Locate the word "Offerors" in the data below, then copy every line that holds it.

---- INPUT RECORDS

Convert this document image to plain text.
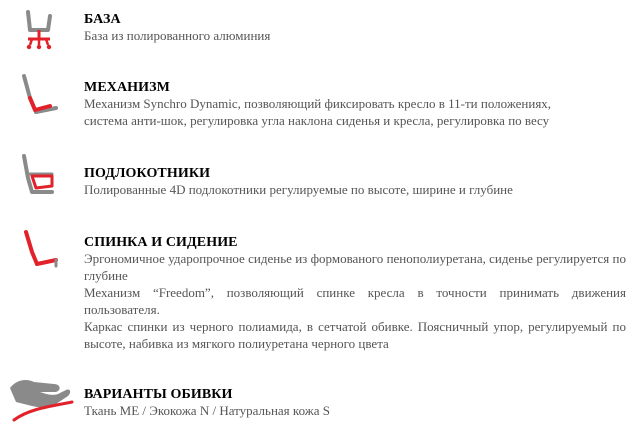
БАЗА
База из полированного алюминия
МЕХАНИЗМ
Механизм Synchro Dynamic, позволяющий фиксировать кресло в 11-ти положениях,
система анти-шок, регулировка угла наклона сиденья и кресла, регулировка по весу
ПОДЛОКОТНИКИ
Полированные 4D подлокотники регулируемые по высоте, ширине и глубине
СПИНКА И СИДЕНИЕ
Эргономичное ударопрочное сиденье из формованого пенополиуретана, сиденье регулируется по глубине
Механизм “Freedom”, позволяющий спинке кресла в точности принимать движения пользователя.
Каркас спинки из черного полиамида, в сетчатой обивке. Поясничный упор, регулируемый по высоте, набивка из мягкого полиуретана черного цвета
ВАРИАНТЫ ОБИВКИ
Ткань ME / Экокожа N / Натуральная кожа S
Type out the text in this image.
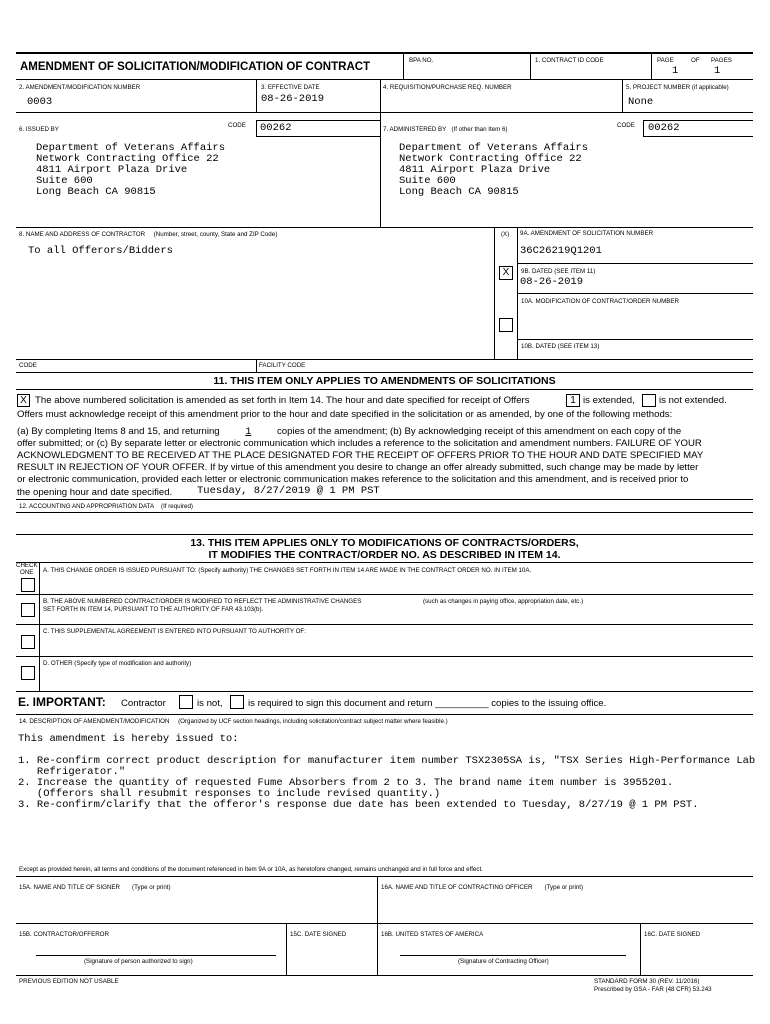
AMENDMENT OF SOLICITATION/MODIFICATION OF CONTRACT
BPA NO.	1. CONTRACT ID CODE	PAGE	OF PAGES
1	1
2. AMENDMENT/MODIFICATION NUMBER
0003
3. EFFECTIVE DATE
08-26-2019
4. REQUISITION/PURCHASE REQ. NUMBER	5. PROJECT NUMBER (if applicable)
None
6. ISSUED BY
CODE 00262
Department of Veterans Affairs
Network Contracting Office 22
4811 Airport Plaza Drive
Suite 600
Long Beach CA 90815
7. ADMINISTERED BY (If other than Item 6)
CODE 00262
Department of Veterans Affairs
Network Contracting Office 22
4811 Airport Plaza Drive
Suite 600
Long Beach CA 90815
8. NAME AND ADDRESS OF CONTRACTOR (Number, street, county, State and ZIP Code)
To all Offerors/Bidders
(X) 9A. AMENDMENT OF SOLICITATION NUMBER
36C26219Q1201
X	9B. DATED (SEE ITEM 11)
08-26-2019
10A. MODIFICATION OF CONTRACT/ORDER NUMBER
10B. DATED (SEE ITEM 13)
CODE	FACILITY CODE
11. THIS ITEM ONLY APPLIES TO AMENDMENTS OF SOLICITATIONS
X The above numbered solicitation is amended as set forth in Item 14. The hour and date specified for receipt of Offers	1 is extended,	is not extended.
Offers must acknowledge receipt of this amendment prior to the hour and date specified in the solicitation or as amended, by one of the following methods:
(a) By completing Items 8 and 15, and returning	1	copies of the amendment; (b) By acknowledging receipt of this amendment on each copy of the
offer submitted; or (c) By separate letter or electronic communication which includes a reference to the solicitation and amendment numbers. FAILURE OF YOUR
ACKNOWLEDGMENT TO BE RECEIVED AT THE PLACE DESIGNATED FOR THE RECEIPT OF OFFERS PRIOR TO THE HOUR AND DATE SPECIFIED MAY
RESULT IN REJECTION OF YOUR OFFER. If by virtue of this amendment you desire to change an offer already submitted, such change may be made by letter
or electronic communication, provided each letter or electronic communication makes reference to the solicitation and this amendment, and is received prior to
the opening hour and date specified. Tuesday, 8/27/2019 @ 1 PM PST
12. ACCOUNTING AND APPROPRIATION DATA (If required)
13. THIS ITEM APPLIES ONLY TO MODIFICATIONS OF CONTRACTS/ORDERS,
IT MODIFIES THE CONTRACT/ORDER NO. AS DESCRIBED IN ITEM 14.
CHECK
ONE A. THIS CHANGE ORDER IS ISSUED PURSUANT TO: (Specify authority) THE CHANGES SET FORTH IN ITEM 14 ARE MADE IN THE CONTRACT ORDER NO. IN ITEM 10A.
B. THE ABOVE NUMBERED CONTRACT/ORDER IS MODIFIED TO REFLECT THE ADMINISTRATIVE CHANGES	(such as changes in paying office, appropriation date, etc.)
SET FORTH IN ITEM 14, PURSUANT TO THE AUTHORITY OF FAR 43.103(b).
C. THIS SUPPLEMENTAL AGREEMENT IS ENTERED INTO PURSUANT TO AUTHORITY OF:
D. OTHER (Specify type of modification and authority)
E. IMPORTANT: Contractor	is not,	is required to sign this document and return __________ copies to the issuing office.
14. DESCRIPTION OF AMENDMENT/MODIFICATION (Organized by UCF section headings, including solicitation/contract subject matter where feasible.)
This amendment is hereby issued to:
1. Re-confirm correct product description for manufacturer item number TSX2305SA is, "TSX Series High-Performance Lab
Refrigerator."
2. Increase the quantity of requested Fume Absorbers from 2 to 3. The brand name item number is 3955201.
(Offerors shall resubmit responses to include revised quantity.)
3. Re-confirm/clarify that the offeror's response due date has been extended to Tuesday, 8/27/19 @ 1 PM PST.
Except as provided herein, all terms and conditions of the document referenced in Item 9A or 10A, as heretofore changed, remains unchanged and in full force and effect.
15A. NAME AND TITLE OF SIGNER (Type or print)	16A. NAME AND TITLE OF CONTRACTING OFFICER (Type or print)
15B. CONTRACTOR/OFFEROR	15C. DATE SIGNED	16B. UNITED STATES OF AMERICA	16C. DATE SIGNED
(Signature of person authorized to sign)	(Signature of Contracting Officer)
PREVIOUS EDITION NOT USABLE	STANDARD FORM 30 (REV. 11/2016)
Prescribed by GSA - FAR (48 CFR) 53.243
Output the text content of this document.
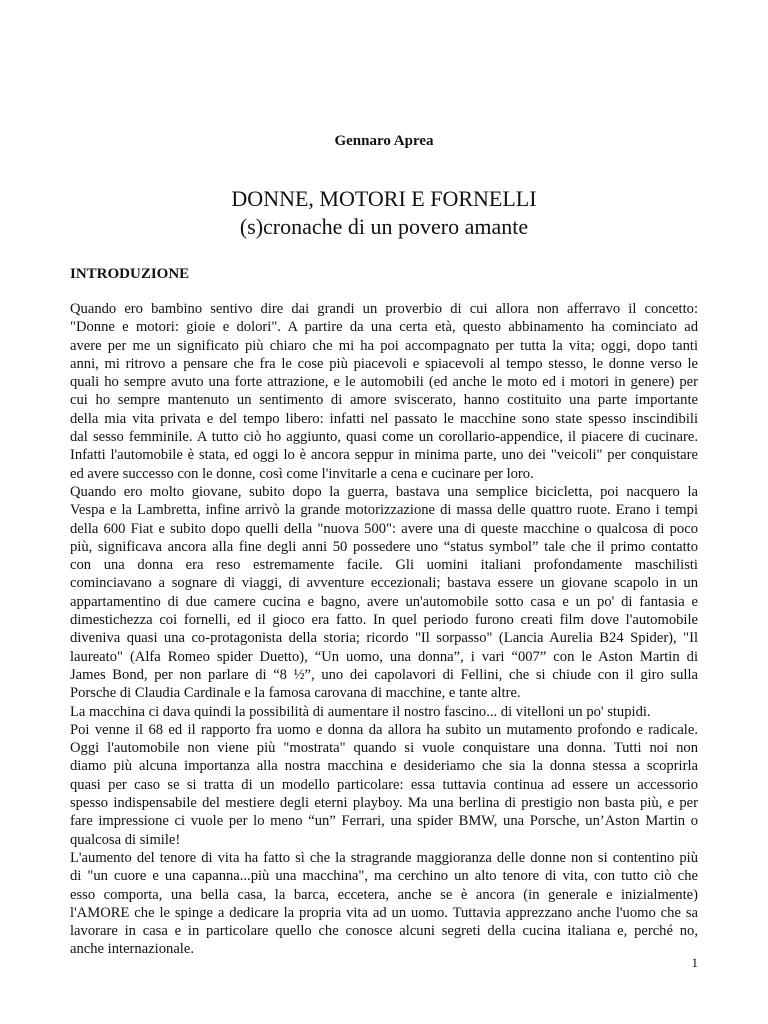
Gennaro Aprea
DONNE, MOTORI E FORNELLI
(s)cronache di un povero amante
INTRODUZIONE
Quando ero bambino sentivo dire dai grandi un proverbio di cui allora non afferravo il concetto:
"Donne e motori: gioie e dolori". A partire da una certa età, questo abbinamento ha cominciato ad
avere per me un significato più chiaro che mi ha poi accompagnato per tutta la vita; oggi, dopo tanti
anni, mi ritrovo a pensare che fra le cose più piacevoli e spiacevoli al tempo stesso, le donne verso le
quali ho sempre avuto una forte attrazione, e le automobili (ed anche le moto ed i motori in genere) per
cui ho sempre mantenuto un sentimento di amore sviscerato, hanno costituito una parte importante
della mia vita privata e del tempo libero: infatti nel passato le macchine sono state spesso inscindibili
dal sesso femminile. A tutto ciò ho aggiunto, quasi come un corollario-appendice, il piacere di cucinare.
Infatti l'automobile è stata, ed oggi lo è ancora seppur in minima parte, uno dei "veicoli" per conquistare
ed avere successo con le donne, così come l'invitarle a cena e cucinare per loro.
Quando ero molto giovane, subito dopo la guerra, bastava una semplice bicicletta, poi nacquero la
Vespa e la Lambretta, infine arrivò la grande motorizzazione di massa delle quattro ruote. Erano i tempi
della 600 Fiat e subito dopo quelli della "nuova 500": avere una di queste macchine o qualcosa di poco
più, significava ancora alla fine degli anni 50 possedere uno “status symbol” tale che il primo contatto
con una donna era reso estremamente facile. Gli uomini italiani profondamente maschilisti
cominciavano a sognare di viaggi, di avventure eccezionali; bastava essere un giovane scapolo in un
appartamentino di due camere cucina e bagno, avere un'automobile sotto casa e un po' di fantasia e
dimestichezza coi fornelli, ed il gioco era fatto. In quel periodo furono creati film dove l'automobile
diveniva quasi una co-protagonista della storia; ricordo "Il sorpasso" (Lancia Aurelia B24 Spider), "Il
laureato" (Alfa Romeo spider Duetto), “Un uomo, una donna”, i vari “007” con le Aston Martin di
James Bond, per non parlare di “8 ½”, uno dei capolavori di Fellini, che si chiude con il giro sulla
Porsche di Claudia Cardinale e la famosa carovana di macchine, e tante altre.
La macchina ci dava quindi la possibilità di aumentare il nostro fascino... di vitelloni un po' stupidi.
Poi venne il 68 ed il rapporto fra uomo e donna da allora ha subito un mutamento profondo e radicale.
Oggi l'automobile non viene più "mostrata" quando si vuole conquistare una donna. Tutti noi non
diamo più alcuna importanza alla nostra macchina e desideriamo che sia la donna stessa a scoprirla
quasi per caso se si tratta di un modello particolare: essa tuttavia continua ad essere un accessorio
spesso indispensabile del mestiere degli eterni playboy. Ma una berlina di prestigio non basta più, e per
fare impressione ci vuole per lo meno “un” Ferrari, una spider BMW, una Porsche, un’Aston Martin o
qualcosa di simile!
L'aumento del tenore di vita ha fatto sì che la stragrande maggioranza delle donne non si contentino più
di "un cuore e una capanna...più una macchina", ma cerchino un alto tenore di vita, con tutto ciò che
esso comporta, una bella casa, la barca, eccetera, anche se è ancora (in generale e inizialmente)
l'AMORE che le spinge a dedicare la propria vita ad un uomo. Tuttavia apprezzano anche l'uomo che sa
lavorare in casa e in particolare quello che conosce alcuni segreti della cucina italiana e, perché no,
anche internazionale.
1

--------

- _THE RESPONSE_:
To all Offerors/Bidders
(Offerors shall resubmit responses to include revised quantity.)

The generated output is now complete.